**Task prompt:** Every entry should be repeated exactly. Omit the pictures.

Records
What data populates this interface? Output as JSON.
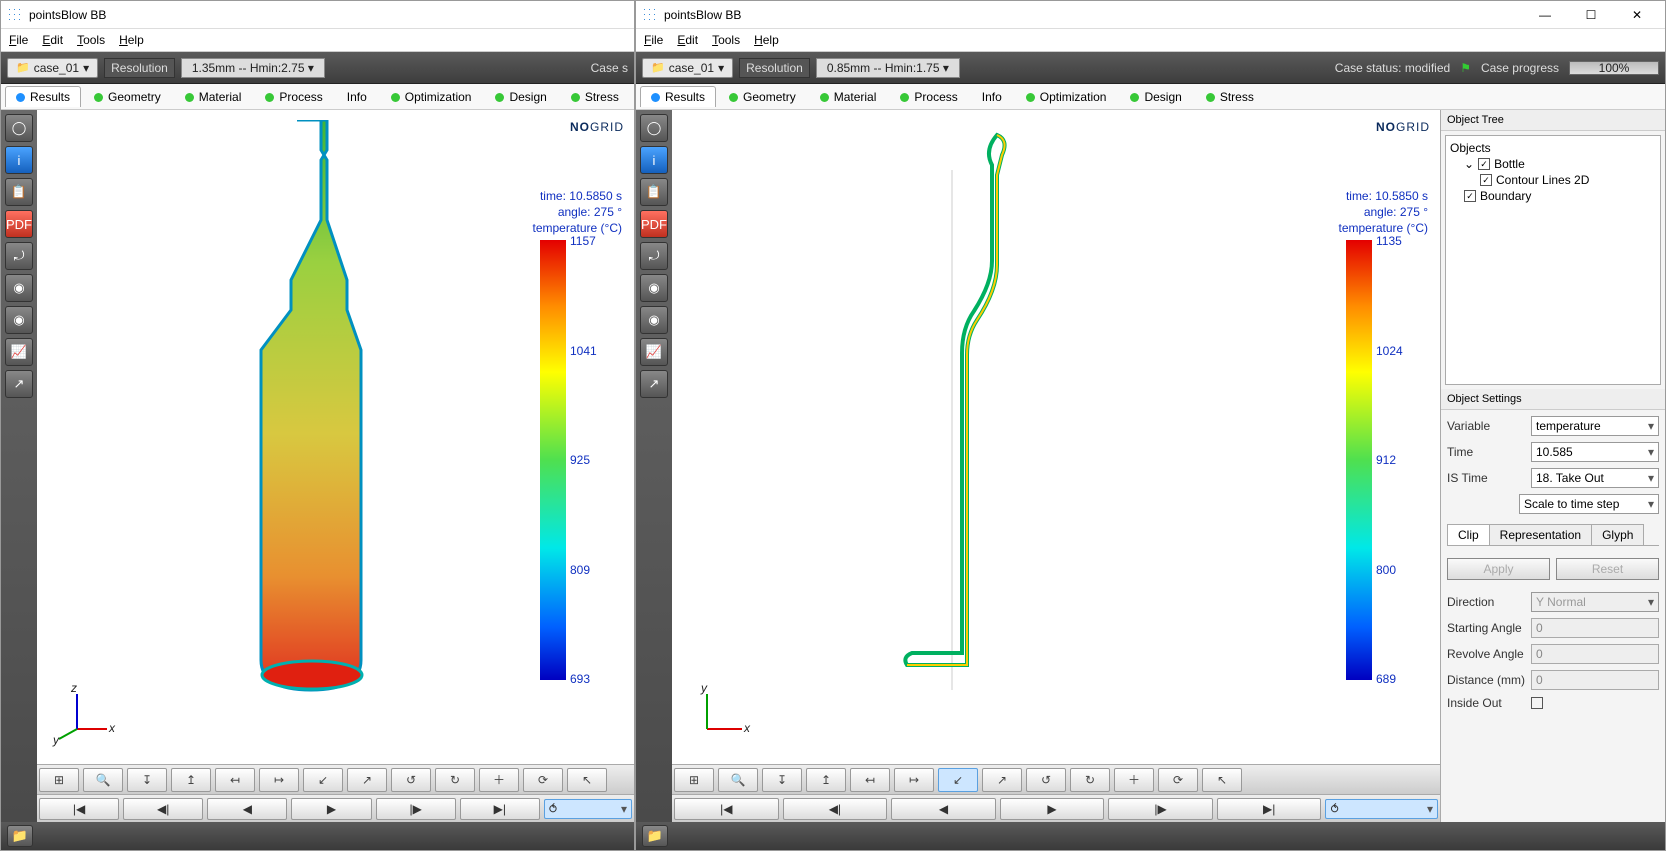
{
  "app_title": "pointsBlow BB",
  "menu": {
    "file": "File",
    "edit": "Edit",
    "tools": "Tools",
    "help": "Help"
  },
  "case_name": "case_01",
  "resolution_label": "Resolution",
  "left": {
    "resolution_value": "1.35mm -- Hmin:2.75",
    "status_trunc": "Case s",
    "info": {
      "time": "time: 10.5850 s",
      "angle": "angle: 275 °",
      "temp": "temperature (°C)"
    },
    "scale": [
      "1157",
      "1041",
      "925",
      "809",
      "693"
    ],
    "axes": {
      "a": "z",
      "b": "x",
      "c": "y"
    }
  },
  "right": {
    "resolution_value": "0.85mm -- Hmin:1.75",
    "status_text": "Case status: modified",
    "progress_text": "Case progress",
    "progress_pct": "100%",
    "info": {
      "time": "time: 10.5850 s",
      "angle": "angle: 275 °",
      "temp": "temperature (°C)"
    },
    "scale": [
      "1135",
      "1024",
      "912",
      "800",
      "689"
    ],
    "axes": {
      "a": "y",
      "b": "x"
    }
  },
  "tabs": [
    "Results",
    "Geometry",
    "Material",
    "Process",
    "Info",
    "Optimization",
    "Design",
    "Stress"
  ],
  "logo": {
    "no": "NO",
    "grid": "GRID"
  },
  "object_tree": {
    "title": "Object Tree",
    "root": "Objects",
    "bottle": "Bottle",
    "contour": "Contour Lines 2D",
    "boundary": "Boundary"
  },
  "settings": {
    "title": "Object Settings",
    "variable_label": "Variable",
    "variable_value": "temperature",
    "time_label": "Time",
    "time_value": "10.585",
    "is_label": "IS Time",
    "is_value": "18. Take Out",
    "scale_btn": "Scale to time step",
    "tabs": [
      "Clip",
      "Representation",
      "Glyph"
    ],
    "apply": "Apply",
    "reset": "Reset",
    "direction_label": "Direction",
    "direction_value": "Y Normal",
    "start_label": "Starting Angle",
    "start_value": "0",
    "rev_label": "Revolve Angle",
    "rev_value": "0",
    "dist_label": "Distance (mm)",
    "dist_value": "0",
    "inside_label": "Inside Out"
  },
  "chart_data": [
    {
      "type": "heatmap",
      "title": "temperature (°C) — 3D bottle, 1.35mm",
      "time_s": 10.585,
      "angle_deg": 275,
      "colorbar_range": [
        693,
        1157
      ],
      "ticks": [
        693,
        809,
        925,
        1041,
        1157
      ]
    },
    {
      "type": "heatmap",
      "title": "temperature (°C) — 2D contour, 0.85mm",
      "time_s": 10.585,
      "angle_deg": 275,
      "colorbar_range": [
        689,
        1135
      ],
      "ticks": [
        689,
        800,
        912,
        1024,
        1135
      ]
    }
  ]
}
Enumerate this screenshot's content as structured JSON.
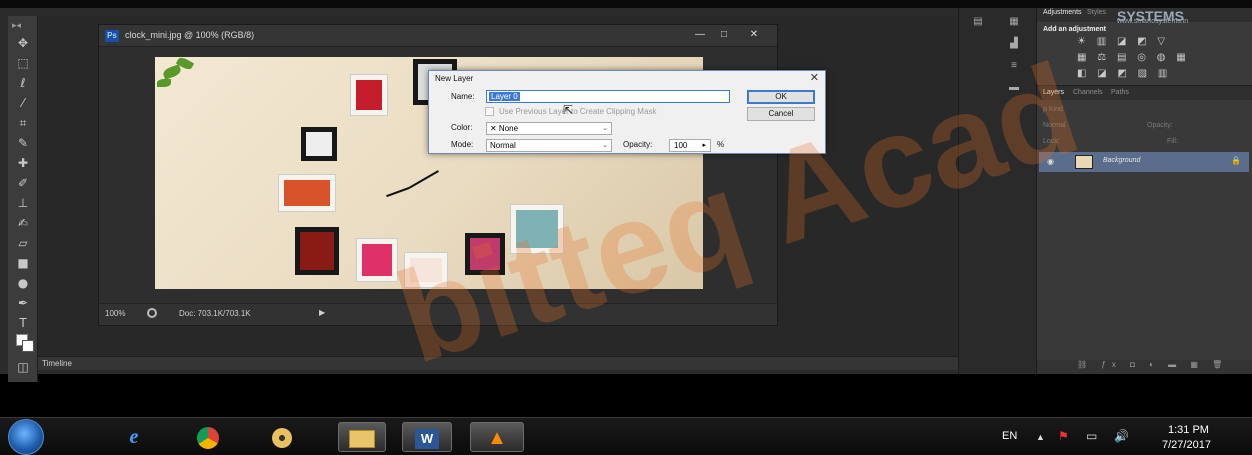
{
  "document": {
    "title": "clock_mini.jpg @ 100% (RGB/8)",
    "badge": "Ps",
    "zoom": "100%",
    "doc_size": "Doc: 703.1K/703.1K",
    "minimize": "—",
    "maximize": "□",
    "close": "✕"
  },
  "timeline": {
    "label": "Timeline"
  },
  "adjustments": {
    "tab_adjustments": "Adjustments",
    "tab_styles": "Styles",
    "title": "Add an adjustment",
    "row1": "☀ ▥ ◪ ◩ ▽",
    "row2": "▦ ⚖ ▤ ◎ ◍ ▦",
    "row3": "◧ ◪ ◩ ▨ ▥",
    "brand": "SYSTEMS",
    "brand_url": "www.smartosystems.in"
  },
  "layers": {
    "tabs": [
      "Layers",
      "Channels",
      "Paths"
    ],
    "kind": "ρ Kind",
    "blend": "Normal",
    "opacity": "Opacity:",
    "lock": "Lock:",
    "fill": "Fill:",
    "layer_name": "Background"
  },
  "dialog": {
    "title": "New Layer",
    "name_label": "Name:",
    "name_value": "Layer 0",
    "clip_label": "Use Previous Layer to Create Clipping Mask",
    "color_label": "Color:",
    "color_value": "✕ None",
    "mode_label": "Mode:",
    "mode_value": "Normal",
    "opacity_label": "Opacity:",
    "opacity_value": "100",
    "opacity_unit": "%",
    "ok": "OK",
    "cancel": "Cancel",
    "close": "✕"
  },
  "taskbar": {
    "lang": "EN",
    "time": "1:31 PM",
    "date": "7/27/2017",
    "tray_up": "▲",
    "tray_flag": "⚑",
    "tray_network": "▭",
    "tray_volume": "🔊",
    "apps": [
      "internet-explorer",
      "chrome",
      "media-player",
      "file-explorer",
      "word",
      "vlc"
    ]
  },
  "watermark": "bitteq Acad",
  "colors": {
    "accent": "#3b7ad0",
    "layer_selected": "#5b6d8c",
    "ps_bg": "#2b2b2b"
  }
}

**Answer to the problem:**
What data populates this interface? Output as JSON.
{
  "app_title": "pointsBlow BB",
  "menu": {
    "file": "File",
    "edit": "Edit",
    "tools": "Tools",
    "help": "Help"
  },
  "case_name": "case_01",
  "resolution_label": "Resolution",
  "left": {
    "resolution_value": "1.35mm -- Hmin:2.75",
    "status_trunc": "Case s",
    "info": {
      "time": "time: 10.5850 s",
      "angle": "angle: 275 °",
      "temp": "temperature (°C)"
    },
    "scale": [
      "1157",
      "1041",
      "925",
      "809",
      "693"
    ],
    "axes": {
      "a": "z",
      "b": "x",
      "c": "y"
    }
  },
  "right": {
    "resolution_value": "0.85mm -- Hmin:1.75",
    "status_text": "Case status: modified",
    "progress_text": "Case progress",
    "progress_pct": "100%",
    "info": {
      "time": "time: 10.5850 s",
      "angle": "angle: 275 °",
      "temp": "temperature (°C)"
    },
    "scale": [
      "1135",
      "1024",
      "912",
      "800",
      "689"
    ],
    "axes": {
      "a": "y",
      "b": "x"
    }
  },
  "tabs": [
    "Results",
    "Geometry",
    "Material",
    "Process",
    "Info",
    "Optimization",
    "Design",
    "Stress"
  ],
  "logo": {
    "no": "NO",
    "grid": "GRID"
  },
  "object_tree": {
    "title": "Object Tree",
    "root": "Objects",
    "bottle": "Bottle",
    "contour": "Contour Lines 2D",
    "boundary": "Boundary"
  },
  "settings": {
    "title": "Object Settings",
    "variable_label": "Variable",
    "variable_value": "temperature",
    "time_label": "Time",
    "time_value": "10.585",
    "is_label": "IS Time",
    "is_value": "18. Take Out",
    "scale_btn": "Scale to time step",
    "tabs": [
      "Clip",
      "Representation",
      "Glyph"
    ],
    "apply": "Apply",
    "reset": "Reset",
    "direction_label": "Direction",
    "direction_value": "Y Normal",
    "start_label": "Starting Angle",
    "start_value": "0",
    "rev_label": "Revolve Angle",
    "rev_value": "0",
    "dist_label": "Distance (mm)",
    "dist_value": "0",
    "inside_label": "Inside Out"
  },
  "chart_data": [
    {
      "type": "heatmap",
      "title": "temperature (°C) — 3D bottle, 1.35mm",
      "time_s": 10.585,
      "angle_deg": 275,
      "colorbar_range": [
        693,
        1157
      ],
      "ticks": [
        693,
        809,
        925,
        1041,
        1157
      ]
    },
    {
      "type": "heatmap",
      "title": "temperature (°C) — 2D contour, 0.85mm",
      "time_s": 10.585,
      "angle_deg": 275,
      "colorbar_range": [
        689,
        1135
      ],
      "ticks": [
        689,
        800,
        912,
        1024,
        1135
      ]
    }
  ]
}
Enumerate this screenshot's content as structured JSON.
{
  "document": {
    "title": "clock_mini.jpg @ 100% (RGB/8)",
    "badge": "Ps",
    "zoom": "100%",
    "doc_size": "Doc: 703.1K/703.1K",
    "minimize": "—",
    "maximize": "□",
    "close": "✕"
  },
  "timeline": {
    "label": "Timeline"
  },
  "adjustments": {
    "tab_adjustments": "Adjustments",
    "tab_styles": "Styles",
    "title": "Add an adjustment",
    "row1": "☀ ▥ ◪ ◩ ▽",
    "row2": "▦ ⚖ ▤ ◎ ◍ ▦",
    "row3": "◧ ◪ ◩ ▨ ▥",
    "brand": "SYSTEMS",
    "brand_url": "www.smartosystems.in"
  },
  "layers": {
    "tabs": [
      "Layers",
      "Channels",
      "Paths"
    ],
    "kind": "ρ Kind",
    "blend": "Normal",
    "opacity": "Opacity:",
    "lock": "Lock:",
    "fill": "Fill:",
    "layer_name": "Background"
  },
  "dialog": {
    "title": "New Layer",
    "name_label": "Name:",
    "name_value": "Layer 0",
    "clip_label": "Use Previous Layer to Create Clipping Mask",
    "color_label": "Color:",
    "color_value": "✕ None",
    "mode_label": "Mode:",
    "mode_value": "Normal",
    "opacity_label": "Opacity:",
    "opacity_value": "100",
    "opacity_unit": "%",
    "ok": "OK",
    "cancel": "Cancel",
    "close": "✕"
  },
  "taskbar": {
    "lang": "EN",
    "time": "1:31 PM",
    "date": "7/27/2017",
    "tray_up": "▲",
    "tray_flag": "⚑",
    "tray_network": "▭",
    "tray_volume": "🔊",
    "apps": [
      "internet-explorer",
      "chrome",
      "media-player",
      "file-explorer",
      "word",
      "vlc"
    ]
  },
  "watermark": "bitteq Acad",
  "colors": {
    "accent": "#3b7ad0",
    "layer_selected": "#5b6d8c",
    "ps_bg": "#2b2b2b"
  }
}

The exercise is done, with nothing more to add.